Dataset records
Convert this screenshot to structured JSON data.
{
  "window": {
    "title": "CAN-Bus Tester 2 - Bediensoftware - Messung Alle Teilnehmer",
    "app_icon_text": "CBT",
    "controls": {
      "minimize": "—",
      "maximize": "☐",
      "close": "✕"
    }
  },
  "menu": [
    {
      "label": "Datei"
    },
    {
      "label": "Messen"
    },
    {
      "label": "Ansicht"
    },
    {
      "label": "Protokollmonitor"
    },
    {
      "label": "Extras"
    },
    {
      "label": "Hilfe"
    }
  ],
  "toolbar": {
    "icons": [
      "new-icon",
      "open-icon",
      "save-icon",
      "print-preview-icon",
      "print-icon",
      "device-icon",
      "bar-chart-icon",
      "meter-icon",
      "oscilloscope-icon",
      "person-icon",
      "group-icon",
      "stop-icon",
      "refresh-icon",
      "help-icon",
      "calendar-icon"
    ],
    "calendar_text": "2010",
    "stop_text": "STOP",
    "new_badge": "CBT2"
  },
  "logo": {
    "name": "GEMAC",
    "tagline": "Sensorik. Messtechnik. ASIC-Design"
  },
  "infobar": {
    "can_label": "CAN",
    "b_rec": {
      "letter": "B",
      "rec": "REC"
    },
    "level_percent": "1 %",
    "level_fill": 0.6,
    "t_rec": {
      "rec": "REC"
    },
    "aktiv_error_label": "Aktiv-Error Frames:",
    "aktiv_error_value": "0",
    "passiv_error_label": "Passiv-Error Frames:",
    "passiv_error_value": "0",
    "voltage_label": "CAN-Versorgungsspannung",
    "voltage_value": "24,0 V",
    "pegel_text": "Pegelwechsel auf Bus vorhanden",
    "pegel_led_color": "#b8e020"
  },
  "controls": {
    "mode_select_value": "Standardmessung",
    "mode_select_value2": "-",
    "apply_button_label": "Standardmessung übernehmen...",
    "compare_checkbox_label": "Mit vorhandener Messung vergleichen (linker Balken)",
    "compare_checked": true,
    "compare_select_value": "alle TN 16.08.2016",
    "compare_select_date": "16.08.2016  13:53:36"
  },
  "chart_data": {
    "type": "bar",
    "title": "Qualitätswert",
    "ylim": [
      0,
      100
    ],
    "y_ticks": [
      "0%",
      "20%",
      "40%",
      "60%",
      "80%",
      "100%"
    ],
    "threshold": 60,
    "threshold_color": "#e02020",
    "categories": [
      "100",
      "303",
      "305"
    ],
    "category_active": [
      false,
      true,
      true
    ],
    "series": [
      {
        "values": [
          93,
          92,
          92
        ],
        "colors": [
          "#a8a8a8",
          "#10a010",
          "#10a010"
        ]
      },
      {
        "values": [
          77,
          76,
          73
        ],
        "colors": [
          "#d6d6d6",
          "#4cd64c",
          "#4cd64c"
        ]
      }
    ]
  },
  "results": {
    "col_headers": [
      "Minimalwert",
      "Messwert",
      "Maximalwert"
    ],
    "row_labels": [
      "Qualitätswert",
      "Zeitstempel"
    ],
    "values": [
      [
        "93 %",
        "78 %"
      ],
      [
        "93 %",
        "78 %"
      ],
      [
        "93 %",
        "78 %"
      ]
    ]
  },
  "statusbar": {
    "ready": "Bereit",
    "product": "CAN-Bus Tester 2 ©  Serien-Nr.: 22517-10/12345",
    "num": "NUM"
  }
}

- [Work to do]: Repeat the data in its entirety, character for character.

- [Solved problem]:
Convert this screenshot to structured JSON data.
{
  "window": {
    "title": "CAN-Bus Tester 2 - Bediensoftware - Messung Alle Teilnehmer",
    "app_icon_text": "CBT",
    "controls": {
      "minimize": "—",
      "maximize": "☐",
      "close": "✕"
    }
  },
  "menu": [
    {
      "label": "Datei"
    },
    {
      "label": "Messen"
    },
    {
      "label": "Ansicht"
    },
    {
      "label": "Protokollmonitor"
    },
    {
      "label": "Extras"
    },
    {
      "label": "Hilfe"
    }
  ],
  "toolbar": {
    "icons": [
      "new-icon",
      "open-icon",
      "save-icon",
      "print-preview-icon",
      "print-icon",
      "device-icon",
      "bar-chart-icon",
      "meter-icon",
      "oscilloscope-icon",
      "person-icon",
      "group-icon",
      "stop-icon",
      "refresh-icon",
      "help-icon",
      "calendar-icon"
    ],
    "calendar_text": "2010",
    "stop_text": "STOP",
    "new_badge": "CBT2"
  },
  "logo": {
    "name": "GEMAC",
    "tagline": "Sensorik. Messtechnik. ASIC-Design"
  },
  "infobar": {
    "can_label": "CAN",
    "b_rec": {
      "letter": "B",
      "rec": "REC"
    },
    "level_percent": "1 %",
    "level_fill": 0.6,
    "t_rec": {
      "rec": "REC"
    },
    "aktiv_error_label": "Aktiv-Error Frames:",
    "aktiv_error_value": "0",
    "passiv_error_label": "Passiv-Error Frames:",
    "passiv_error_value": "0",
    "voltage_label": "CAN-Versorgungsspannung",
    "voltage_value": "24,0 V",
    "pegel_text": "Pegelwechsel auf Bus vorhanden",
    "pegel_led_color": "#b8e020"
  },
  "controls": {
    "mode_select_value": "Standardmessung",
    "mode_select_value2": "-",
    "apply_button_label": "Standardmessung übernehmen...",
    "compare_checkbox_label": "Mit vorhandener Messung vergleichen (linker Balken)",
    "compare_checked": true,
    "compare_select_value": "alle TN 16.08.2016",
    "compare_select_date": "16.08.2016  13:53:36"
  },
  "chart_data": {
    "type": "bar",
    "title": "Qualitätswert",
    "ylim": [
      0,
      100
    ],
    "y_ticks": [
      "0%",
      "20%",
      "40%",
      "60%",
      "80%",
      "100%"
    ],
    "threshold": 60,
    "threshold_color": "#e02020",
    "categories": [
      "100",
      "303",
      "305"
    ],
    "category_active": [
      false,
      true,
      true
    ],
    "series": [
      {
        "values": [
          93,
          92,
          92
        ],
        "colors": [
          "#a8a8a8",
          "#10a010",
          "#10a010"
        ]
      },
      {
        "values": [
          77,
          76,
          73
        ],
        "colors": [
          "#d6d6d6",
          "#4cd64c",
          "#4cd64c"
        ]
      }
    ]
  },
  "results": {
    "col_headers": [
      "Minimalwert",
      "Messwert",
      "Maximalwert"
    ],
    "row_labels": [
      "Qualitätswert",
      "Zeitstempel"
    ],
    "values": [
      [
        "93 %",
        "78 %"
      ],
      [
        "93 %",
        "78 %"
      ],
      [
        "93 %",
        "78 %"
      ]
    ]
  },
  "statusbar": {
    "ready": "Bereit",
    "product": "CAN-Bus Tester 2 ©  Serien-Nr.: 22517-10/12345",
    "num": "NUM"
  }
}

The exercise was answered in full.